─── Reading text ───

This project is still at an early alpha development stage.

However, PyFtdi is being forked from a closed-source software implementation
that has been successfully used for over a year - including serial, spi and
jtag protocols, based on top of the libftdi_ open source library.

libftdi_ is now being phased out from this closed-source project and replaced
with PyFtdi, to ease maintenance and customization.

Meanwhile, PyFtdi is developed as an open-source solution.

Supported features
------------------
* All FTDI device ports (UART, MPSSE) can be used simultaneously.
* Serial port, up to 12 Mbps. PyFtdi includes a pyserial_ emulation layer that
offers transparent access to the FTDI serial ports through a pyserial_-
compliant API. The ``serialext`` directory contains a minimal serial terminal
demonstrating the use of this extension, and a dispatcher automatically
selecting the serial backend (pyserial_, PyFtdi), based on the serial port
name.

───

*Directions for this task*: Can you reproduce, word for word, the part of the PyFtdi text that opens with the words containing "This project is" and closes with "be used simultaneously."? These lines come from a separate source, not from the PyFtdi text.

─── Information ───

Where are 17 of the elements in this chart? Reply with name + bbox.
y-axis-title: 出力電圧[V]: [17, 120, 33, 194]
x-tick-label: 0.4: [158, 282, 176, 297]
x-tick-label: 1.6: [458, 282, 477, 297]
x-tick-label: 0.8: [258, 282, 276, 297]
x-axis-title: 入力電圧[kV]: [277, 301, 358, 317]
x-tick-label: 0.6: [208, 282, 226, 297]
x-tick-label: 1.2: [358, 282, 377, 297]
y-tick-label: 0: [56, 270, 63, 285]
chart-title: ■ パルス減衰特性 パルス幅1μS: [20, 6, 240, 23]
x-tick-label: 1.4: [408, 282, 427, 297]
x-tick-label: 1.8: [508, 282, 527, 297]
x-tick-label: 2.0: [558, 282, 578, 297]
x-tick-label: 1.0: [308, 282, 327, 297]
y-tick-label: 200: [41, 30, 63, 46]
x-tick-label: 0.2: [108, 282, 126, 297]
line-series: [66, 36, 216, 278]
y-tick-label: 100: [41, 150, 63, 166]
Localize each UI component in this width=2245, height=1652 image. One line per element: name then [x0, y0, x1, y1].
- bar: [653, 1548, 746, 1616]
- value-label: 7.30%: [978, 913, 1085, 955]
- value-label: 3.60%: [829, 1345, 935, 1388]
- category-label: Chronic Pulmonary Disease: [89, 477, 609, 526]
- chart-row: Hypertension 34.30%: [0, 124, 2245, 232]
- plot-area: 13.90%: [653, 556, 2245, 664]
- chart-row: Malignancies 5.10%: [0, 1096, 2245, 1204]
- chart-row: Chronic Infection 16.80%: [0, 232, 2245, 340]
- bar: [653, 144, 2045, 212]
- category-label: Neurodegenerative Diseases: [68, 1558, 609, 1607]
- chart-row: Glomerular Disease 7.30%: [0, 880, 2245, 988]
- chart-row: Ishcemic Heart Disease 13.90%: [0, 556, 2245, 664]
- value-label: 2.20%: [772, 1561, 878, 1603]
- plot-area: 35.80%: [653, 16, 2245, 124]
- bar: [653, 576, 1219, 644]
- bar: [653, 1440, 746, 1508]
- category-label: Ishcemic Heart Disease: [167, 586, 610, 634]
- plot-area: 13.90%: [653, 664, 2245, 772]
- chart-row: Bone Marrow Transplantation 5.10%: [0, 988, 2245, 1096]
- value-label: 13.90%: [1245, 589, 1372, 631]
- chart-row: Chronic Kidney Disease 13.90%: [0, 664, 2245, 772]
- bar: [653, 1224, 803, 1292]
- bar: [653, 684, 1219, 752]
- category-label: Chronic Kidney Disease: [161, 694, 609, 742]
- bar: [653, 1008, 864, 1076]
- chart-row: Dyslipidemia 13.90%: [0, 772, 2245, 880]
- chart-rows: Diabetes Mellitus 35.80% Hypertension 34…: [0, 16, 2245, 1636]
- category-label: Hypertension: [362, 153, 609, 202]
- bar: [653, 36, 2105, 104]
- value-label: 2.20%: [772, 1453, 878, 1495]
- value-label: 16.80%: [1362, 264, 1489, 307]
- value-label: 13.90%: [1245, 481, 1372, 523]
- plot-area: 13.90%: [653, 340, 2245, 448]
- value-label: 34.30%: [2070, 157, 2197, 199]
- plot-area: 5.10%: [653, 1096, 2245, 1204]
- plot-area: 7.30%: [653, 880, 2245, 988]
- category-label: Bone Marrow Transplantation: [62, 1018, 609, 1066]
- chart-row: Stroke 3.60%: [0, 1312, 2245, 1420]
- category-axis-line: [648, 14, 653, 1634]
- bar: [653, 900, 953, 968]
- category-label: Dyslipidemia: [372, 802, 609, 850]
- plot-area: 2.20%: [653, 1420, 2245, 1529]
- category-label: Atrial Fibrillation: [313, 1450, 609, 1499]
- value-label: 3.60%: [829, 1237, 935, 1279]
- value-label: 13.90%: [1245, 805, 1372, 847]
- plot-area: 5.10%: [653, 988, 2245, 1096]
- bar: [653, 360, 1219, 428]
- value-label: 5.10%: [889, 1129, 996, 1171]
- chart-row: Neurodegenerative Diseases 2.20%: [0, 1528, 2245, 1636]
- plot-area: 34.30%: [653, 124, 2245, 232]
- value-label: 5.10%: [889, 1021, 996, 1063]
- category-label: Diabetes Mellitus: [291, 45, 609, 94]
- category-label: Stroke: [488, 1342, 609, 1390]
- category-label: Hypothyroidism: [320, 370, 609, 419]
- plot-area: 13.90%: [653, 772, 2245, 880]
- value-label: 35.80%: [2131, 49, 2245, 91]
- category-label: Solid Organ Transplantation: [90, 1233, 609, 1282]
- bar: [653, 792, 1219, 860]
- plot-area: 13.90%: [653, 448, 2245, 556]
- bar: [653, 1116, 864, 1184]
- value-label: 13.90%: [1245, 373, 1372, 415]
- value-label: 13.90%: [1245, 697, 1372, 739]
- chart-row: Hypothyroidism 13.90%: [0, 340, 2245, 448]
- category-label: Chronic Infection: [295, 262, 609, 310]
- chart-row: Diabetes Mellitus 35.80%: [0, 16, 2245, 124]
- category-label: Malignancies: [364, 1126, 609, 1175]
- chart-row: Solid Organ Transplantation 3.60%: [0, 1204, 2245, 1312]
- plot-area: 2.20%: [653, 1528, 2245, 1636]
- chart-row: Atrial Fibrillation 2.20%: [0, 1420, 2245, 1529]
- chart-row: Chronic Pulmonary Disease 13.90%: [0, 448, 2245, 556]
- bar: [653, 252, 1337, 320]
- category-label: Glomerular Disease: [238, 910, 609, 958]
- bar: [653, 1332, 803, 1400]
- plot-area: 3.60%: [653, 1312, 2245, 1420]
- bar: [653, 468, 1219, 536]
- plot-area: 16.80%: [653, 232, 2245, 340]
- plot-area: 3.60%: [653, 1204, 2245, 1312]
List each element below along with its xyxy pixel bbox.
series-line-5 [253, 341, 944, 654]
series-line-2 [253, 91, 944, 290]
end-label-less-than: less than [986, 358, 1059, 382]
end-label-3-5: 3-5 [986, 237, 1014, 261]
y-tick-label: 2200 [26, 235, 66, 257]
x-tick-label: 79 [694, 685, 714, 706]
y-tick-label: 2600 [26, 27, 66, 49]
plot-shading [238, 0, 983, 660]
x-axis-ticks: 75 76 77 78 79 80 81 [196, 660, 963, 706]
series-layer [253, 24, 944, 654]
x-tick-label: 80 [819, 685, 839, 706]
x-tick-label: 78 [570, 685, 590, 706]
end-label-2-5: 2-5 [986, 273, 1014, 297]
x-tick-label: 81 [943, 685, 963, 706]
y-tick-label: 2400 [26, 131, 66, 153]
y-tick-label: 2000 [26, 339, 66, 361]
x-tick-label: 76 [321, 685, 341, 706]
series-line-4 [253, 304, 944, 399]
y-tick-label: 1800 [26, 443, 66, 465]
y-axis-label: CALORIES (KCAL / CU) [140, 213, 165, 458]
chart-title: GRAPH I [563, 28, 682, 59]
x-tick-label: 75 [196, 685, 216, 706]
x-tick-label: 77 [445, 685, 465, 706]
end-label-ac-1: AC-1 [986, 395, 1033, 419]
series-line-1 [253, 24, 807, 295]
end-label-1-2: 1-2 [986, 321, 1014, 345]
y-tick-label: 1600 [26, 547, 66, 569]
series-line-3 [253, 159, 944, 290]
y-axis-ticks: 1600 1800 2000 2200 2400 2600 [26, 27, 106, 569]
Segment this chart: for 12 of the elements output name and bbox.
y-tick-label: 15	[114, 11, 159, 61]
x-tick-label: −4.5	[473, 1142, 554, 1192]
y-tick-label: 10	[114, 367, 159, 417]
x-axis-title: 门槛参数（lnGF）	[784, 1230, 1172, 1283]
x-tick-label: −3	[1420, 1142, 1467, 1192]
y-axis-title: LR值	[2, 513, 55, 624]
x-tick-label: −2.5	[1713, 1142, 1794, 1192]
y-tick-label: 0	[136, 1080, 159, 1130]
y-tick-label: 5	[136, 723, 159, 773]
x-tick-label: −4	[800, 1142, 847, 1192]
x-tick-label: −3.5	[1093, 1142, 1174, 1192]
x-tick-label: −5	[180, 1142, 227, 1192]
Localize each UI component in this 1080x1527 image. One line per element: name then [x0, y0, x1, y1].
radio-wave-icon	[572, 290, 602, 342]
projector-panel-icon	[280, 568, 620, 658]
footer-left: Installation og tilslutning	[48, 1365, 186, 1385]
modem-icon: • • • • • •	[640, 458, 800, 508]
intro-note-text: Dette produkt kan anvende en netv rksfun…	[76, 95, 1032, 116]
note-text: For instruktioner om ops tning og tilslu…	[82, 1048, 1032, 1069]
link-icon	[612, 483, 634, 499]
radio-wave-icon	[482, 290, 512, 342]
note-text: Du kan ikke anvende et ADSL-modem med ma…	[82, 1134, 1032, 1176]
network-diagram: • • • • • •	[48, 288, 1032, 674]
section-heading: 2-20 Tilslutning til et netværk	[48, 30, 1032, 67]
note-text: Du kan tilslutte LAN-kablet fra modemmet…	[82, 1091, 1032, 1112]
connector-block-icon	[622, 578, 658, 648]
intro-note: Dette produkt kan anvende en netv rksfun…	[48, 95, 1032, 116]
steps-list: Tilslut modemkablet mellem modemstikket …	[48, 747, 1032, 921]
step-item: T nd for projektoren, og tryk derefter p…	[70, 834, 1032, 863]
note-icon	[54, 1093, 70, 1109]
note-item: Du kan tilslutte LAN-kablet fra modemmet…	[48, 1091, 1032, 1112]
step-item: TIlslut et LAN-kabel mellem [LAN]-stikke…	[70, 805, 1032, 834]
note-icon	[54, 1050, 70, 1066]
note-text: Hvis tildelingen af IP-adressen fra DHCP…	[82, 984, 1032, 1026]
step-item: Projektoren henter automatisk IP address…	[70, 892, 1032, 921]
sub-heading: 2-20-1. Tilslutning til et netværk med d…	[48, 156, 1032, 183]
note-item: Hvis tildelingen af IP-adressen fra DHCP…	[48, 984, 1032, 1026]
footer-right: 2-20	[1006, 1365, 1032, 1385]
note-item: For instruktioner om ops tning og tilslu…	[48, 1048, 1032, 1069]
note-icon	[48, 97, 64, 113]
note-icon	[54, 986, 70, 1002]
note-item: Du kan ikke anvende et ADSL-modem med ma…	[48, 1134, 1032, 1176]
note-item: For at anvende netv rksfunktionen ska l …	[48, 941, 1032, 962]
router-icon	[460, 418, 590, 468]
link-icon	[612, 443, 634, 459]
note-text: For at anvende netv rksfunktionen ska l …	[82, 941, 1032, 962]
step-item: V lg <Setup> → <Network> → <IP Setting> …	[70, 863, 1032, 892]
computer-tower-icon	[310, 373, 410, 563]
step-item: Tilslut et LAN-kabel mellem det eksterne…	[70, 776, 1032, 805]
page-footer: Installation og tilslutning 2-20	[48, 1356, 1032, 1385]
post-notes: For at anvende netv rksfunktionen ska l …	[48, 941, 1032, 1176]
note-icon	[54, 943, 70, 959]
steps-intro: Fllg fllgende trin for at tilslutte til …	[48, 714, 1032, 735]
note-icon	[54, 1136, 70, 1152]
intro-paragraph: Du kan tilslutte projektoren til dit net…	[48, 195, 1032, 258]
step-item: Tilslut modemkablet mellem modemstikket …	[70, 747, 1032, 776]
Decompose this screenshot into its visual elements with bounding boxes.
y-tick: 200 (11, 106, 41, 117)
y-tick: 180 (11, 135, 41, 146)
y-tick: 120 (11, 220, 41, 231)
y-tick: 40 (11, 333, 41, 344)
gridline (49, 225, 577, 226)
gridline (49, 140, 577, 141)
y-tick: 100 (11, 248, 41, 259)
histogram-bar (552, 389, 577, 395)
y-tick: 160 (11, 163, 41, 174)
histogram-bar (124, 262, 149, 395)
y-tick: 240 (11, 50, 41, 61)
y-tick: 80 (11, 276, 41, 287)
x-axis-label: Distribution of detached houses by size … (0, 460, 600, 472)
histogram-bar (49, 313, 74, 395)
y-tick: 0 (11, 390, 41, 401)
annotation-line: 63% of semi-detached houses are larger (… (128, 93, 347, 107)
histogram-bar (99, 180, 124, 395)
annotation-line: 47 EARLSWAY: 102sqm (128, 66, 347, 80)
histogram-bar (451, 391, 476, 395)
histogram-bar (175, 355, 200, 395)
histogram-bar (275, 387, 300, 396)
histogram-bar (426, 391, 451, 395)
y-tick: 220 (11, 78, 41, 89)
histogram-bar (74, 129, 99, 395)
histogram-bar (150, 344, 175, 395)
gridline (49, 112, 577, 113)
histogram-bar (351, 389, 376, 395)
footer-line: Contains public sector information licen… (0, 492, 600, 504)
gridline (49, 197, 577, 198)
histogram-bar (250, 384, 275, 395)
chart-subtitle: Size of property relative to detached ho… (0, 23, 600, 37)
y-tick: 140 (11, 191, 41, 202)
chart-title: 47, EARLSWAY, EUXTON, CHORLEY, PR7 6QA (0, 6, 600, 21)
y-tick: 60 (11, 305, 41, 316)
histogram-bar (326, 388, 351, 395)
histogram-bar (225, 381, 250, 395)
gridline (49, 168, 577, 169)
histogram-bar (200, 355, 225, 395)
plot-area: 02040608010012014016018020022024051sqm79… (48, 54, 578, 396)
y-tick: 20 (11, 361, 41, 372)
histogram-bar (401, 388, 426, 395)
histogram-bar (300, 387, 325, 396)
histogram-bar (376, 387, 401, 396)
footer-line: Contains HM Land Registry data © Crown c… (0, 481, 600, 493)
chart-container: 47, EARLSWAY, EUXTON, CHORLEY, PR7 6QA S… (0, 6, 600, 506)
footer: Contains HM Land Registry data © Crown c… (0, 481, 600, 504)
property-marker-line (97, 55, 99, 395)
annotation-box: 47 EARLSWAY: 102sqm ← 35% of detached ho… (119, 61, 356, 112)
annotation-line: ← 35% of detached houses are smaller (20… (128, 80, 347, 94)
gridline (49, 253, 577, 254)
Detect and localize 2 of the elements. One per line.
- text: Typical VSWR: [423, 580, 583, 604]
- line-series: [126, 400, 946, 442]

───

*Result for this task*:
This project is still at an early alpha development stage.

However, PyFtdi is being forked from a closed-source software implementation
that has been successfully used for over a year - including serial, spi and
jtag protocols, based on top of the libftdi_ open source library.

libftdi_ is now being phased out from this closed-source project and replaced
with PyFtdi, to ease maintenance and customization.

Meanwhile, PyFtdi is developed as an open-source solution.

Supported features
------------------
* All FTDI device ports (UART, MPSSE) can be used simultaneously.